[Items from a dataset]
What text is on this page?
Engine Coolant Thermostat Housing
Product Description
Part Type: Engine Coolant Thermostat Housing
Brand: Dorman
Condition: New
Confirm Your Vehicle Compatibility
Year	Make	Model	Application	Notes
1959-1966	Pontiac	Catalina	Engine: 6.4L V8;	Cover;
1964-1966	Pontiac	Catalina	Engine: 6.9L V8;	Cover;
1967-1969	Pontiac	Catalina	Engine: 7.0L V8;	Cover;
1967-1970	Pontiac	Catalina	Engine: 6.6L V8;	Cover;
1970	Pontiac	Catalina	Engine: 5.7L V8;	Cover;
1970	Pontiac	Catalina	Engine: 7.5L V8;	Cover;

- [What you will do] Copy each record from above without leaving any out.

- [Exercise result]
What text is on this page?
Engine Coolant Thermostat Housing
Product Description
Part Type: Engine Coolant Thermostat Housing
Brand: Dorman
Condition: New
Confirm Your Vehicle Compatibility
Year	Make	Model	Application	Notes
1959-1966	Pontiac	Catalina	Engine: 6.4L V8;	Cover;
1964-1966	Pontiac	Catalina	Engine: 6.9L V8;	Cover;
1967-1969	Pontiac	Catalina	Engine: 7.0L V8;	Cover;
1967-1970	Pontiac	Catalina	Engine: 6.6L V8;	Cover;
1970	Pontiac	Catalina	Engine: 5.7L V8;	Cover;
1970	Pontiac	Catalina	Engine: 7.5L V8;	Cover;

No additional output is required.